[Start of Exercise inputs]

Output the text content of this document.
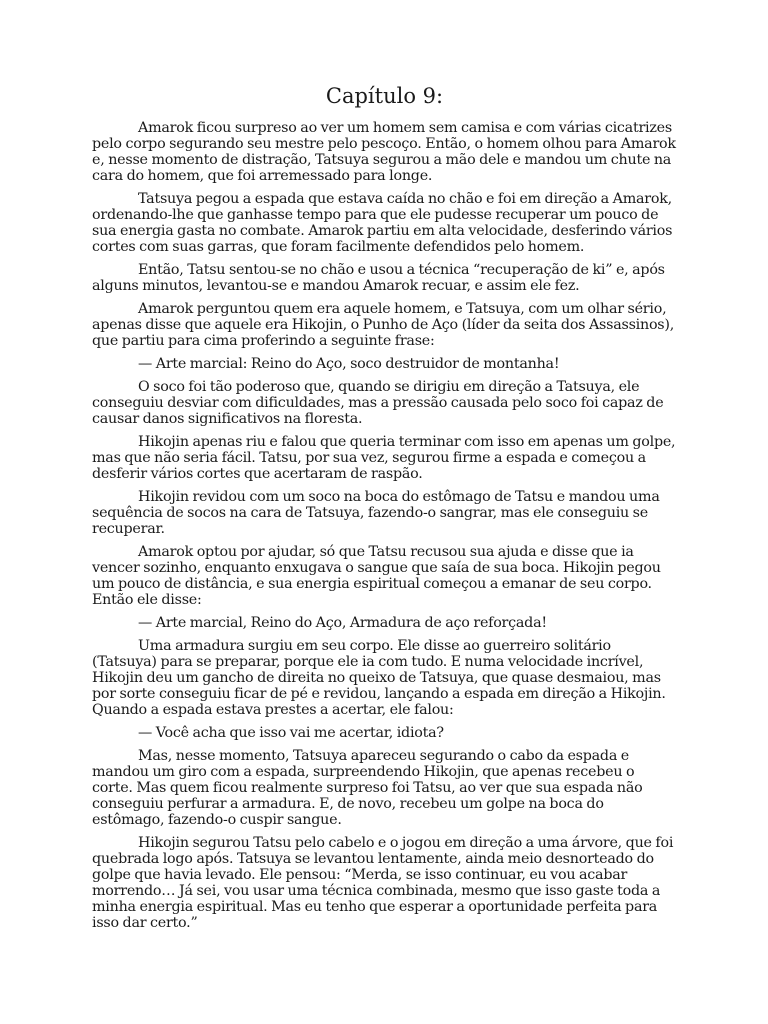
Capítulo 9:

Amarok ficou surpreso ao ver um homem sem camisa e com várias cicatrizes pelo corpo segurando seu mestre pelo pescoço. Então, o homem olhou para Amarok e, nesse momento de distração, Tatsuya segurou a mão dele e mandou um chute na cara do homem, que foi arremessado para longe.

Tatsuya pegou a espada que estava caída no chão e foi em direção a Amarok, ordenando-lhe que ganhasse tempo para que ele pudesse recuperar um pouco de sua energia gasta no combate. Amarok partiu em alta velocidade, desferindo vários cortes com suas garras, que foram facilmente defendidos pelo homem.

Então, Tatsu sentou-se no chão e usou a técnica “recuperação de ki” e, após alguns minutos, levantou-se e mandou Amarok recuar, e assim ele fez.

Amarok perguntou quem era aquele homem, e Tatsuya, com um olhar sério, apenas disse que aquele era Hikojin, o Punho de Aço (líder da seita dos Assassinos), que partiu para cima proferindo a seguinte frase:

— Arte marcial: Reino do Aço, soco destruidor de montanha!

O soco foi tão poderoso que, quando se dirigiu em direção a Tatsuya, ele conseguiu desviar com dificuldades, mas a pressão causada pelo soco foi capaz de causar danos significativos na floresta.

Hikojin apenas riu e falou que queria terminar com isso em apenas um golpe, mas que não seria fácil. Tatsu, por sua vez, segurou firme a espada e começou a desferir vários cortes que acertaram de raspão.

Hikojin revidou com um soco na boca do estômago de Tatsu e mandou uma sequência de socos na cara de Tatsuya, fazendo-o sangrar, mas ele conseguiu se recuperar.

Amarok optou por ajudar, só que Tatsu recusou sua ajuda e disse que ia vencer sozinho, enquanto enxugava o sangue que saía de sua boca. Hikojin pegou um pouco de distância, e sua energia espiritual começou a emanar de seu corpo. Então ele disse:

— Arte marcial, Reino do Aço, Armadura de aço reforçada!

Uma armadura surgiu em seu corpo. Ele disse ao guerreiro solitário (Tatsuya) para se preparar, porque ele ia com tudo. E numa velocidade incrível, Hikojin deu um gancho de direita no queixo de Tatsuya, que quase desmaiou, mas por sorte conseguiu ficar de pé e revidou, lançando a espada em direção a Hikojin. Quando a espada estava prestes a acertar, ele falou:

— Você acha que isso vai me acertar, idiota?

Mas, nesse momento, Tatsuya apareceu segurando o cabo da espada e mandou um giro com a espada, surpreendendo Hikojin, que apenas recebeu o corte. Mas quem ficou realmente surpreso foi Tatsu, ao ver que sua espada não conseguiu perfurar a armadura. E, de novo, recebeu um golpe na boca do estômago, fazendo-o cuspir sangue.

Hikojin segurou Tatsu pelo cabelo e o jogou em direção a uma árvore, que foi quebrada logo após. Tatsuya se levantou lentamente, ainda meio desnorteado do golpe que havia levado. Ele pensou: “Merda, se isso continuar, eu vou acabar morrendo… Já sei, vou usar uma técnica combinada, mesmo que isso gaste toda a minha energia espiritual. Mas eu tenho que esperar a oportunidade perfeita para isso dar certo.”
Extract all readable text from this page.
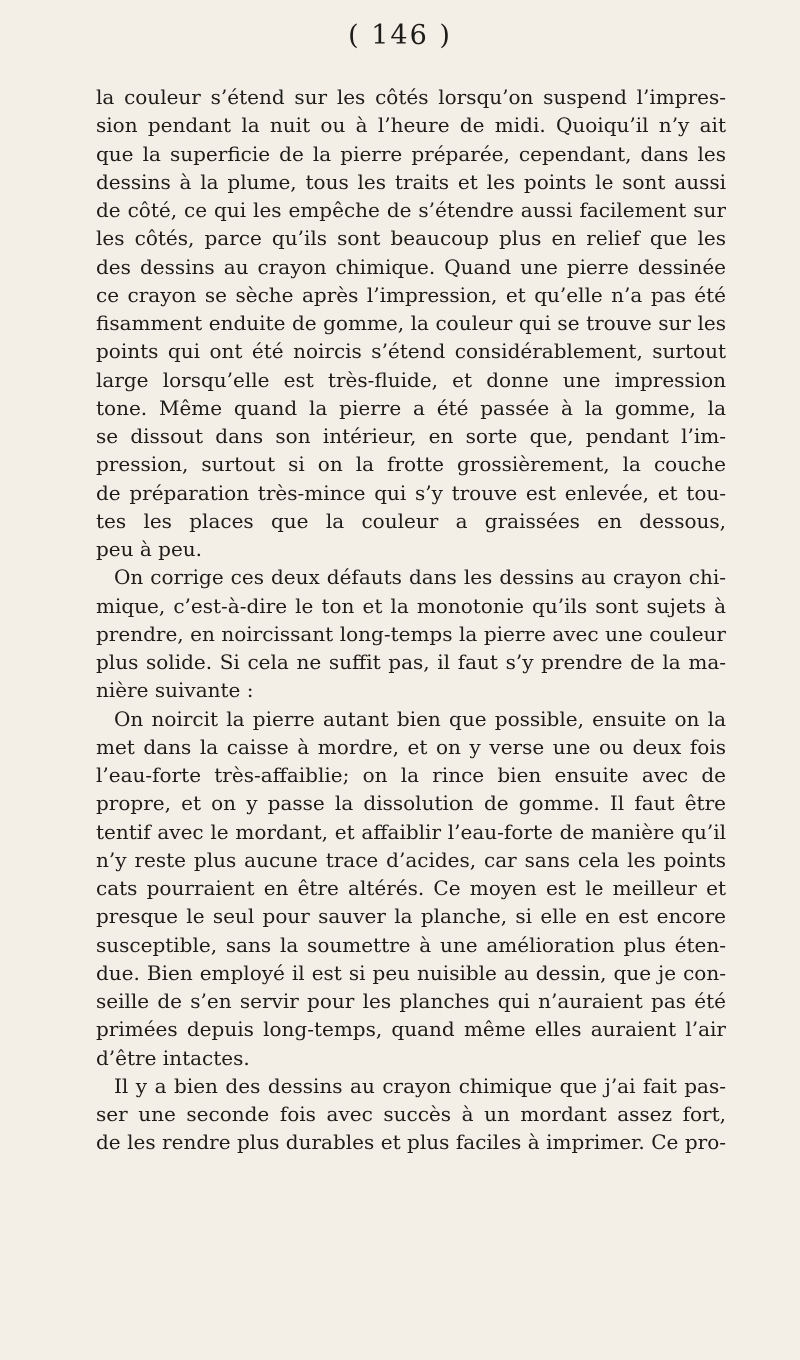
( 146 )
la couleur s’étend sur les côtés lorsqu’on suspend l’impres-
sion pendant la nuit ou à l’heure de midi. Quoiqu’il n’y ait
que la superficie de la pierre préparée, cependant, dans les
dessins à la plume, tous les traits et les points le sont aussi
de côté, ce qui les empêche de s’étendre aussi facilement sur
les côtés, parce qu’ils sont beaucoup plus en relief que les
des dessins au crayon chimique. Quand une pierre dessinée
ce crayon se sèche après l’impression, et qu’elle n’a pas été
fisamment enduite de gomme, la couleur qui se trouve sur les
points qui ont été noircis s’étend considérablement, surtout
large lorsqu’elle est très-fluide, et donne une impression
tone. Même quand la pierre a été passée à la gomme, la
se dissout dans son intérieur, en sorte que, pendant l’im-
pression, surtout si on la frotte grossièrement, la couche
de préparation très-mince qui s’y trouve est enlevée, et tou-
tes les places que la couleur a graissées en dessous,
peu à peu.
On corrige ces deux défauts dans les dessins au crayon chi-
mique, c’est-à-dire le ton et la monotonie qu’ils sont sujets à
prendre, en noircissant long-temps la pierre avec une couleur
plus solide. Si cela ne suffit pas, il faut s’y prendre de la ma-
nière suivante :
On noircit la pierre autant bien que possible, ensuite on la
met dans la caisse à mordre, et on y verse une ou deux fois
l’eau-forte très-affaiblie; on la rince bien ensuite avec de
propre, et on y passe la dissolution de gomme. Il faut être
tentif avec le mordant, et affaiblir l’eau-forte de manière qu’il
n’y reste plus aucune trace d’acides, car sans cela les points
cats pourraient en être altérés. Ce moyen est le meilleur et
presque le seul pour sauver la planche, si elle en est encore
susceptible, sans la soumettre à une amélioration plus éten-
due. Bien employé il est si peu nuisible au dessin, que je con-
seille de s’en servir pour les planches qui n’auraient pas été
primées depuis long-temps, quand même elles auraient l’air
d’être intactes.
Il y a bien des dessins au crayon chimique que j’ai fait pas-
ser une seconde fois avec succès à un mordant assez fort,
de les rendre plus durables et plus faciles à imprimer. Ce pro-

[End of Exercise inputs]

Given problem: Determine how many lines of this listing contain "aussi", and give only the number.

Exercise response: 2